Each entry below should be returned exactly as is, with the pictures removed.
───── RECORDS FOR THIS EXERCISE
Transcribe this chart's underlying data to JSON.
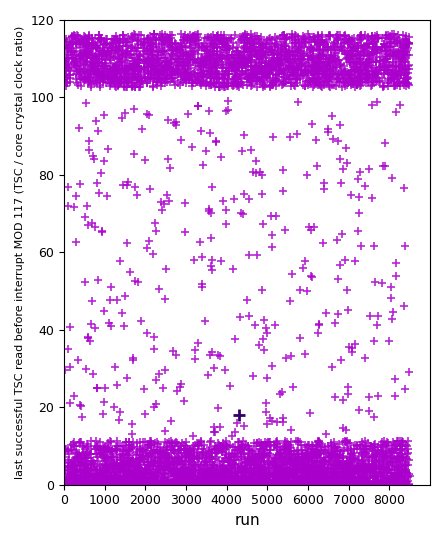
{
  "title": "",
  "xlabel": "run",
  "ylabel": "last successful TSC read before interrupt MOD 117 (TSC / core crystal clock ratio)",
  "xlim": [
    0,
    9000
  ],
  "ylim": [
    0,
    120
  ],
  "xticks": [
    0,
    1000,
    2000,
    3000,
    4000,
    5000,
    6000,
    7000,
    8000
  ],
  "yticks": [
    0,
    20,
    40,
    60,
    80,
    100,
    120
  ],
  "marker": "+",
  "marker_color": "#AA00CC",
  "marker_size": 6,
  "marker_linewidth": 1.2,
  "dark_marker_color": "#330066",
  "n_cluster_low": 3500,
  "n_cluster_high": 2500,
  "n_scatter": 350,
  "figsize": [
    4.45,
    5.43
  ],
  "dpi": 100,
  "low_bands": [
    0,
    1,
    2,
    3,
    4,
    5,
    6,
    7,
    8,
    9,
    10,
    11
  ],
  "low_band_weights": [
    0.25,
    0.12,
    0.1,
    0.09,
    0.08,
    0.07,
    0.06,
    0.06,
    0.05,
    0.05,
    0.04,
    0.03
  ],
  "high_bands": [
    103,
    104,
    105,
    106,
    107,
    108,
    109,
    110,
    111,
    112,
    113,
    114,
    115,
    116
  ],
  "high_band_weights": [
    0.05,
    0.07,
    0.09,
    0.09,
    0.09,
    0.09,
    0.08,
    0.08,
    0.08,
    0.07,
    0.07,
    0.07,
    0.07,
    0.05
  ]
}
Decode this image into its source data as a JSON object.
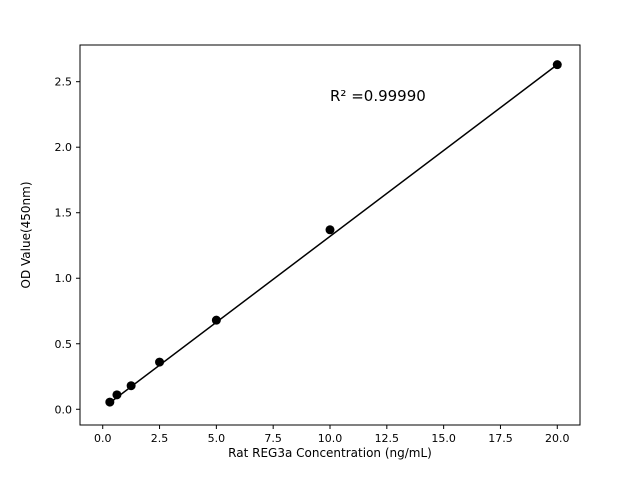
{
  "figure": {
    "background": "#ffffff"
  },
  "chart_data": {
    "type": "scatter",
    "title": "",
    "xlabel": "Rat REG3a Concentration (ng/mL)",
    "ylabel": "OD Value(450nm)",
    "annotation": "R² =0.99990",
    "x": [
      0.313,
      0.625,
      1.25,
      2.5,
      5.0,
      10.0,
      20.0
    ],
    "y": [
      0.055,
      0.11,
      0.18,
      0.36,
      0.68,
      1.37,
      2.63
    ],
    "fit_line": {
      "x": [
        0.313,
        20.0
      ],
      "y": [
        0.05,
        2.63
      ]
    },
    "xlim": [
      -1.0,
      21.0
    ],
    "ylim": [
      -0.12,
      2.78
    ],
    "x_ticks": [
      0.0,
      2.5,
      5.0,
      7.5,
      10.0,
      12.5,
      15.0,
      17.5,
      20.0
    ],
    "x_tick_labels": [
      "0.0",
      "2.5",
      "5.0",
      "7.5",
      "10.0",
      "12.5",
      "15.0",
      "17.5",
      "20.0"
    ],
    "y_ticks": [
      0.0,
      0.5,
      1.0,
      1.5,
      2.0,
      2.5
    ],
    "y_tick_labels": [
      "0.0",
      "0.5",
      "1.0",
      "1.5",
      "2.0",
      "2.5"
    ],
    "marker_color": "#000000",
    "line_color": "#000000",
    "axis_color": "#000000",
    "grid": false,
    "legend": null
  }
}
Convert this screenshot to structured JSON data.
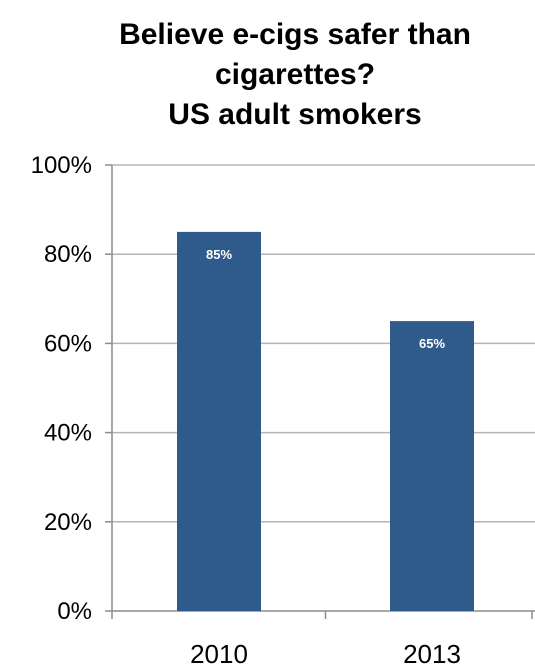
──────────
### WORKED ANSWER
Transcribe this chart's underlying data to JSON.
{
  "title": "",
  "xlabel": "run",
  "ylabel": "last successful TSC read before interrupt MOD 117 (TSC / core crystal clock ratio)",
  "xlim": [
    0,
    9000
  ],
  "ylim": [
    0,
    120
  ],
  "xticks": [
    0,
    1000,
    2000,
    3000,
    4000,
    5000,
    6000,
    7000,
    8000
  ],
  "yticks": [
    0,
    20,
    40,
    60,
    80,
    100,
    120
  ],
  "marker": "+",
  "marker_color": "#AA00CC",
  "marker_size": 6,
  "marker_linewidth": 1.2,
  "dark_marker_color": "#330066",
  "n_cluster_low": 3500,
  "n_cluster_high": 2500,
  "n_scatter": 350,
  "figsize": [
    4.45,
    5.43
  ],
  "dpi": 100,
  "low_bands": [
    0,
    1,
    2,
    3,
    4,
    5,
    6,
    7,
    8,
    9,
    10,
    11
  ],
  "low_band_weights": [
    0.25,
    0.12,
    0.1,
    0.09,
    0.08,
    0.07,
    0.06,
    0.06,
    0.05,
    0.05,
    0.04,
    0.03
  ],
  "high_bands": [
    103,
    104,
    105,
    106,
    107,
    108,
    109,
    110,
    111,
    112,
    113,
    114,
    115,
    116
  ],
  "high_band_weights": [
    0.05,
    0.07,
    0.09,
    0.09,
    0.09,
    0.09,
    0.08,
    0.08,
    0.08,
    0.07,
    0.07,
    0.07,
    0.07,
    0.05
  ]
}
Decode this image into its source data as a JSON object.
{
  "figure": {
    "background": "#ffffff"
  },
  "chart_data": {
    "type": "scatter",
    "title": "",
    "xlabel": "Rat REG3a Concentration (ng/mL)",
    "ylabel": "OD Value(450nm)",
    "annotation": "R² =0.99990",
    "x": [
      0.313,
      0.625,
      1.25,
      2.5,
      5.0,
      10.0,
      20.0
    ],
    "y": [
      0.055,
      0.11,
      0.18,
      0.36,
      0.68,
      1.37,
      2.63
    ],
    "fit_line": {
      "x": [
        0.313,
        20.0
      ],
      "y": [
        0.05,
        2.63
      ]
    },
    "xlim": [
      -1.0,
      21.0
    ],
    "ylim": [
      -0.12,
      2.78
    ],
    "x_ticks": [
      0.0,
      2.5,
      5.0,
      7.5,
      10.0,
      12.5,
      15.0,
      17.5,
      20.0
    ],
    "x_tick_labels": [
      "0.0",
      "2.5",
      "5.0",
      "7.5",
      "10.0",
      "12.5",
      "15.0",
      "17.5",
      "20.0"
    ],
    "y_ticks": [
      0.0,
      0.5,
      1.0,
      1.5,
      2.0,
      2.5
    ],
    "y_tick_labels": [
      "0.0",
      "0.5",
      "1.0",
      "1.5",
      "2.0",
      "2.5"
    ],
    "marker_color": "#000000",
    "line_color": "#000000",
    "axis_color": "#000000",
    "grid": false,
    "legend": null
  }
}
Convert this screenshot to structured JSON data.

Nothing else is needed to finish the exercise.